» Do this: Every entry below should be transcribed exactly; pictures stay out of the copy.

###

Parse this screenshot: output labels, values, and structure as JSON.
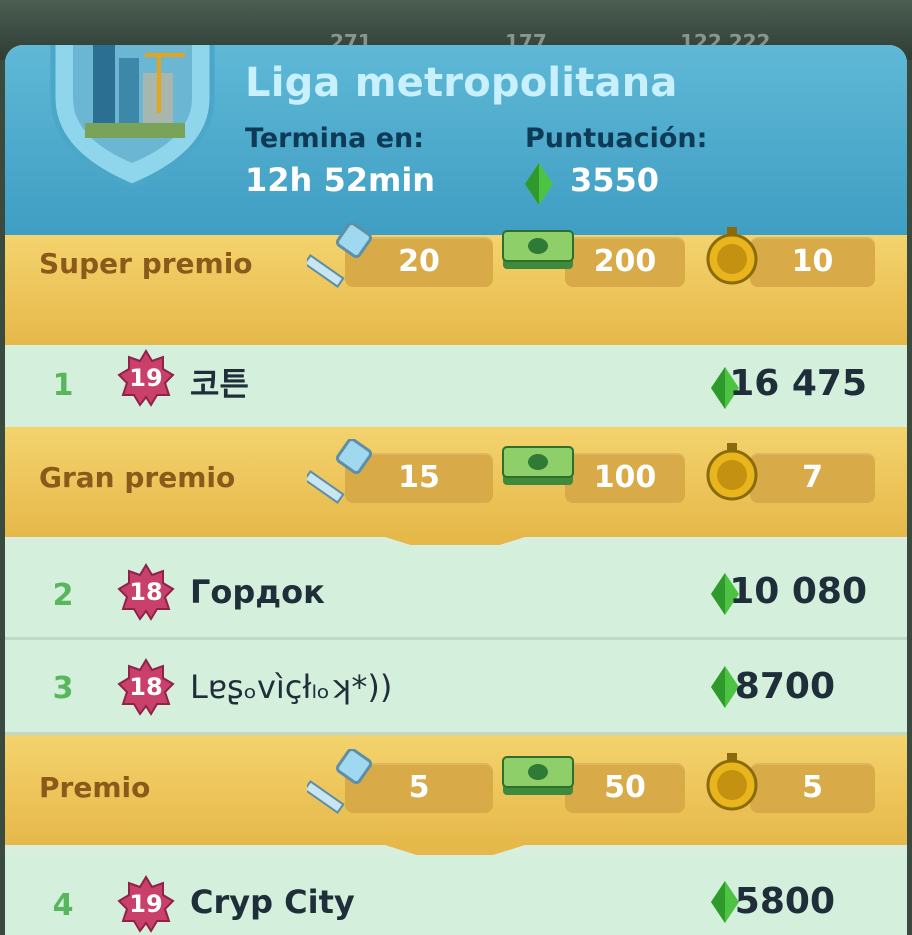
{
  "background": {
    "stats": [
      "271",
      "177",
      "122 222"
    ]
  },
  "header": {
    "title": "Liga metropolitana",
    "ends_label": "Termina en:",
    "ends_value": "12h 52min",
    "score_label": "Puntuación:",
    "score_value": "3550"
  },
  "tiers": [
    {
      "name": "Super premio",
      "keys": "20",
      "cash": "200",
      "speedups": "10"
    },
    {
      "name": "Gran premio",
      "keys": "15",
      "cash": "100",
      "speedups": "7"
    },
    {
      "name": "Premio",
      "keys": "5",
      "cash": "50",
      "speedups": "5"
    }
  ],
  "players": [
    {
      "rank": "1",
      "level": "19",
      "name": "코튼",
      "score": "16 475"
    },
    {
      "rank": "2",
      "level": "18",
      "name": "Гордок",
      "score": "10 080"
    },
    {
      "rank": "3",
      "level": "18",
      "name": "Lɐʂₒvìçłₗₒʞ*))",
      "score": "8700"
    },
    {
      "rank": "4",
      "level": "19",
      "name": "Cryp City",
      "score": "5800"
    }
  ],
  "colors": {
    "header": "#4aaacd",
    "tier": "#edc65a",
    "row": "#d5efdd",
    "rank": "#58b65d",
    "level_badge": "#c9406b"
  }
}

###

» Full output:
Parse this screenshot: output labels, values, and structure as JSON.
{
  "background": {
    "stats": [
      "271",
      "177",
      "122 222"
    ]
  },
  "header": {
    "title": "Liga metropolitana",
    "ends_label": "Termina en:",
    "ends_value": "12h 52min",
    "score_label": "Puntuación:",
    "score_value": "3550"
  },
  "tiers": [
    {
      "name": "Super premio",
      "keys": "20",
      "cash": "200",
      "speedups": "10"
    },
    {
      "name": "Gran premio",
      "keys": "15",
      "cash": "100",
      "speedups": "7"
    },
    {
      "name": "Premio",
      "keys": "5",
      "cash": "50",
      "speedups": "5"
    }
  ],
  "players": [
    {
      "rank": "1",
      "level": "19",
      "name": "코튼",
      "score": "16 475"
    },
    {
      "rank": "2",
      "level": "18",
      "name": "Гордок",
      "score": "10 080"
    },
    {
      "rank": "3",
      "level": "18",
      "name": "Lɐʂₒvìçłₗₒʞ*))",
      "score": "8700"
    },
    {
      "rank": "4",
      "level": "19",
      "name": "Cryp City",
      "score": "5800"
    }
  ],
  "colors": {
    "header": "#4aaacd",
    "tier": "#edc65a",
    "row": "#d5efdd",
    "rank": "#58b65d",
    "level_badge": "#c9406b"
  }
}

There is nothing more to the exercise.